[Dataset records]
□ □ □ □ □ □ □
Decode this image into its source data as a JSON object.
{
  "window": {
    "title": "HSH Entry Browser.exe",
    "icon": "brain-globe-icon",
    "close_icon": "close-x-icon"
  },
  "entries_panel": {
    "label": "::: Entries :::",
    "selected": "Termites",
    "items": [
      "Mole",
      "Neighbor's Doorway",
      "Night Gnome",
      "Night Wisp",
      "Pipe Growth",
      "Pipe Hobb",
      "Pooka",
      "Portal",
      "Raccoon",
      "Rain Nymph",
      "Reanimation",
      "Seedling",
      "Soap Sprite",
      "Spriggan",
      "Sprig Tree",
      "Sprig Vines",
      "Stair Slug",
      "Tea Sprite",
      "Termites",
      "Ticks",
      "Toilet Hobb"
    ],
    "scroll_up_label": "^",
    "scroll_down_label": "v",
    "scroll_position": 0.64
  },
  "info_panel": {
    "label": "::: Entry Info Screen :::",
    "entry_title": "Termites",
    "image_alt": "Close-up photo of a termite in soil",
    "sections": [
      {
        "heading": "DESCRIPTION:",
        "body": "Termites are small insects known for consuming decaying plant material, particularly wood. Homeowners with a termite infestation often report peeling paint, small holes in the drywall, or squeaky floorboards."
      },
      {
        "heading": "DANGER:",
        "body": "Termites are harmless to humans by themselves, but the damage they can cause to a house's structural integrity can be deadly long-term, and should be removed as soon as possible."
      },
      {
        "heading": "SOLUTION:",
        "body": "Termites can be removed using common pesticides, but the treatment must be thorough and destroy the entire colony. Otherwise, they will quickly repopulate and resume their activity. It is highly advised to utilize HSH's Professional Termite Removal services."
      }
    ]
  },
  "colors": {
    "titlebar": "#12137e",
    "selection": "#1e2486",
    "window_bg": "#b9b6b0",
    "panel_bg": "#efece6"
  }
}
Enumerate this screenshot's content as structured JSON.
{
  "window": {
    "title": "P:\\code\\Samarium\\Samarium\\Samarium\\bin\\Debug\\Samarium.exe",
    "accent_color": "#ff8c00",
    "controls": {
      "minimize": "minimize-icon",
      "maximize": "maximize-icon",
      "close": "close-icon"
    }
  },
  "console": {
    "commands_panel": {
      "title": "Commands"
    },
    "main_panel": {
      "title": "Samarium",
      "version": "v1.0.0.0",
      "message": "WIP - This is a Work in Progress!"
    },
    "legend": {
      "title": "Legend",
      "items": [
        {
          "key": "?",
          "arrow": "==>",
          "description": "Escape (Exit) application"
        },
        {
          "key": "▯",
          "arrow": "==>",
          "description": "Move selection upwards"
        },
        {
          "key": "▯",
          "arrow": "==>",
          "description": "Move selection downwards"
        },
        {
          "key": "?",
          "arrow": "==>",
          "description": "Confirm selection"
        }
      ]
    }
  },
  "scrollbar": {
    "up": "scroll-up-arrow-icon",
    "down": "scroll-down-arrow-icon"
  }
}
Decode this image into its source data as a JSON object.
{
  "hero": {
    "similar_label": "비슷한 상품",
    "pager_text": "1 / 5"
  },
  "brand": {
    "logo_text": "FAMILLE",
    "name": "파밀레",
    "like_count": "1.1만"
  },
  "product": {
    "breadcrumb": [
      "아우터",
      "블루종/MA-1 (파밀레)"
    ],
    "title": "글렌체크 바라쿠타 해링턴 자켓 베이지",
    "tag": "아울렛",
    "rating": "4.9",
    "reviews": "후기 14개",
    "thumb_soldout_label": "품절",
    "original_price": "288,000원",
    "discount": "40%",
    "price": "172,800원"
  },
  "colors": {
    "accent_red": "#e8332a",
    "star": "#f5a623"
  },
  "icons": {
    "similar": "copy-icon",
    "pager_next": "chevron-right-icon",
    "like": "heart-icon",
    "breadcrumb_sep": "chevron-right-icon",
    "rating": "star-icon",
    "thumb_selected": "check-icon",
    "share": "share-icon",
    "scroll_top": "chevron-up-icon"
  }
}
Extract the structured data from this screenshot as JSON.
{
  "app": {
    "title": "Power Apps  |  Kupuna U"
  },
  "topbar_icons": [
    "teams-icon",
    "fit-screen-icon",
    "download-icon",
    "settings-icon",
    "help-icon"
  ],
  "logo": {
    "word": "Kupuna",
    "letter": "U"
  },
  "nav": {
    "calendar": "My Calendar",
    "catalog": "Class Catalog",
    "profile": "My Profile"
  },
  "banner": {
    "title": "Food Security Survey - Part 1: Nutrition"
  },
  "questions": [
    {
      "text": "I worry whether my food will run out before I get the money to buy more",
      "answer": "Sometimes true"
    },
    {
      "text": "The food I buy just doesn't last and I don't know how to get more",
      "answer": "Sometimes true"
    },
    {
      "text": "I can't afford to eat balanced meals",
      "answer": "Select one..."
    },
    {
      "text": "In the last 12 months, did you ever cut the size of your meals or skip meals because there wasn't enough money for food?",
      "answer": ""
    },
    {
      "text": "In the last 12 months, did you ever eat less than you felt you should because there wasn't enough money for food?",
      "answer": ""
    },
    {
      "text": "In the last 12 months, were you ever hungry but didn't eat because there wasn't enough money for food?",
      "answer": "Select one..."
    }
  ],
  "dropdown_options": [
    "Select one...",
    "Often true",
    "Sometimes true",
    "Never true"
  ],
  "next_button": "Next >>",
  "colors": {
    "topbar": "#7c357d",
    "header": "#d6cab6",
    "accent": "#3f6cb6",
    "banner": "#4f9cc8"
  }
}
□ □ □ □ □ □ □
§ THE TASK: Write out every entry above, word for word.

§ EXERCISE RESULT:
Decode this image into its source data as a JSON object.
{
  "window": {
    "title": "HSH Entry Browser.exe",
    "icon": "brain-globe-icon",
    "close_icon": "close-x-icon"
  },
  "entries_panel": {
    "label": "::: Entries :::",
    "selected": "Termites",
    "items": [
      "Mole",
      "Neighbor's Doorway",
      "Night Gnome",
      "Night Wisp",
      "Pipe Growth",
      "Pipe Hobb",
      "Pooka",
      "Portal",
      "Raccoon",
      "Rain Nymph",
      "Reanimation",
      "Seedling",
      "Soap Sprite",
      "Spriggan",
      "Sprig Tree",
      "Sprig Vines",
      "Stair Slug",
      "Tea Sprite",
      "Termites",
      "Ticks",
      "Toilet Hobb"
    ],
    "scroll_up_label": "^",
    "scroll_down_label": "v",
    "scroll_position": 0.64
  },
  "info_panel": {
    "label": "::: Entry Info Screen :::",
    "entry_title": "Termites",
    "image_alt": "Close-up photo of a termite in soil",
    "sections": [
      {
        "heading": "DESCRIPTION:",
        "body": "Termites are small insects known for consuming decaying plant material, particularly wood. Homeowners with a termite infestation often report peeling paint, small holes in the drywall, or squeaky floorboards."
      },
      {
        "heading": "DANGER:",
        "body": "Termites are harmless to humans by themselves, but the damage they can cause to a house's structural integrity can be deadly long-term, and should be removed as soon as possible."
      },
      {
        "heading": "SOLUTION:",
        "body": "Termites can be removed using common pesticides, but the treatment must be thorough and destroy the entire colony. Otherwise, they will quickly repopulate and resume their activity. It is highly advised to utilize HSH's Professional Termite Removal services."
      }
    ]
  },
  "colors": {
    "titlebar": "#12137e",
    "selection": "#1e2486",
    "window_bg": "#b9b6b0",
    "panel_bg": "#efece6"
  }
}
Enumerate this screenshot's content as structured JSON.
{
  "window": {
    "title": "P:\\code\\Samarium\\Samarium\\Samarium\\bin\\Debug\\Samarium.exe",
    "accent_color": "#ff8c00",
    "controls": {
      "minimize": "minimize-icon",
      "maximize": "maximize-icon",
      "close": "close-icon"
    }
  },
  "console": {
    "commands_panel": {
      "title": "Commands"
    },
    "main_panel": {
      "title": "Samarium",
      "version": "v1.0.0.0",
      "message": "WIP - This is a Work in Progress!"
    },
    "legend": {
      "title": "Legend",
      "items": [
        {
          "key": "?",
          "arrow": "==>",
          "description": "Escape (Exit) application"
        },
        {
          "key": "▯",
          "arrow": "==>",
          "description": "Move selection upwards"
        },
        {
          "key": "▯",
          "arrow": "==>",
          "description": "Move selection downwards"
        },
        {
          "key": "?",
          "arrow": "==>",
          "description": "Confirm selection"
        }
      ]
    }
  },
  "scrollbar": {
    "up": "scroll-up-arrow-icon",
    "down": "scroll-down-arrow-icon"
  }
}
Decode this image into its source data as a JSON object.
{
  "hero": {
    "similar_label": "비슷한 상품",
    "pager_text": "1 / 5"
  },
  "brand": {
    "logo_text": "FAMILLE",
    "name": "파밀레",
    "like_count": "1.1만"
  },
  "product": {
    "breadcrumb": [
      "아우터",
      "블루종/MA-1 (파밀레)"
    ],
    "title": "글렌체크 바라쿠타 해링턴 자켓 베이지",
    "tag": "아울렛",
    "rating": "4.9",
    "reviews": "후기 14개",
    "thumb_soldout_label": "품절",
    "original_price": "288,000원",
    "discount": "40%",
    "price": "172,800원"
  },
  "colors": {
    "accent_red": "#e8332a",
    "star": "#f5a623"
  },
  "icons": {
    "similar": "copy-icon",
    "pager_next": "chevron-right-icon",
    "like": "heart-icon",
    "breadcrumb_sep": "chevron-right-icon",
    "rating": "star-icon",
    "thumb_selected": "check-icon",
    "share": "share-icon",
    "scroll_top": "chevron-up-icon"
  }
}
Extract the structured data from this screenshot as JSON.
{
  "app": {
    "title": "Power Apps  |  Kupuna U"
  },
  "topbar_icons": [
    "teams-icon",
    "fit-screen-icon",
    "download-icon",
    "settings-icon",
    "help-icon"
  ],
  "logo": {
    "word": "Kupuna",
    "letter": "U"
  },
  "nav": {
    "calendar": "My Calendar",
    "catalog": "Class Catalog",
    "profile": "My Profile"
  },
  "banner": {
    "title": "Food Security Survey - Part 1: Nutrition"
  },
  "questions": [
    {
      "text": "I worry whether my food will run out before I get the money to buy more",
      "answer": "Sometimes true"
    },
    {
      "text": "The food I buy just doesn't last and I don't know how to get more",
      "answer": "Sometimes true"
    },
    {
      "text": "I can't afford to eat balanced meals",
      "answer": "Select one..."
    },
    {
      "text": "In the last 12 months, did you ever cut the size of your meals or skip meals because there wasn't enough money for food?",
      "answer": ""
    },
    {
      "text": "In the last 12 months, did you ever eat less than you felt you should because there wasn't enough money for food?",
      "answer": ""
    },
    {
      "text": "In the last 12 months, were you ever hungry but didn't eat because there wasn't enough money for food?",
      "answer": "Select one..."
    }
  ],
  "dropdown_options": [
    "Select one...",
    "Often true",
    "Sometimes true",
    "Never true"
  ],
  "next_button": "Next >>",
  "colors": {
    "topbar": "#7c357d",
    "header": "#d6cab6",
    "accent": "#3f6cb6",
    "banner": "#4f9cc8"
  }
}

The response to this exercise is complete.